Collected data
— BEGIN —

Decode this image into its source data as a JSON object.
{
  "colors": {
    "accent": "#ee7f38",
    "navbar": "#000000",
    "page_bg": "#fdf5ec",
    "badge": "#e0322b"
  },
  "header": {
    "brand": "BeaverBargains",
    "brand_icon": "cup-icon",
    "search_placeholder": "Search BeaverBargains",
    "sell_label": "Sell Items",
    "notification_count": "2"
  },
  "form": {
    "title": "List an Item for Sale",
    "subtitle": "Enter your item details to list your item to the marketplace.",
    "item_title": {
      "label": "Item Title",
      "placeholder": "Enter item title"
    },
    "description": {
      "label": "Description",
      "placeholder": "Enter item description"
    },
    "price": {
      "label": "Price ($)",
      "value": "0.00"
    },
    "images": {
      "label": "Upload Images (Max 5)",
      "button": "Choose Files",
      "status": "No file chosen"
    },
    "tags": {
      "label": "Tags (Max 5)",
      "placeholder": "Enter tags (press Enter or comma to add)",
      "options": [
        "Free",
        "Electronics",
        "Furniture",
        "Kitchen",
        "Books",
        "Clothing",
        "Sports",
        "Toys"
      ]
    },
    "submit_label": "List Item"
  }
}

— END —

Restate the data above word for word.

Decode this image into its source data as a JSON object.
{
  "colors": {
    "accent": "#ee7f38",
    "navbar": "#000000",
    "page_bg": "#fdf5ec",
    "badge": "#e0322b"
  },
  "header": {
    "brand": "BeaverBargains",
    "brand_icon": "cup-icon",
    "search_placeholder": "Search BeaverBargains",
    "sell_label": "Sell Items",
    "notification_count": "2"
  },
  "form": {
    "title": "List an Item for Sale",
    "subtitle": "Enter your item details to list your item to the marketplace.",
    "item_title": {
      "label": "Item Title",
      "placeholder": "Enter item title"
    },
    "description": {
      "label": "Description",
      "placeholder": "Enter item description"
    },
    "price": {
      "label": "Price ($)",
      "value": "0.00"
    },
    "images": {
      "label": "Upload Images (Max 5)",
      "button": "Choose Files",
      "status": "No file chosen"
    },
    "tags": {
      "label": "Tags (Max 5)",
      "placeholder": "Enter tags (press Enter or comma to add)",
      "options": [
        "Free",
        "Electronics",
        "Furniture",
        "Kitchen",
        "Books",
        "Clothing",
        "Sports",
        "Toys"
      ]
    },
    "submit_label": "List Item"
  }
}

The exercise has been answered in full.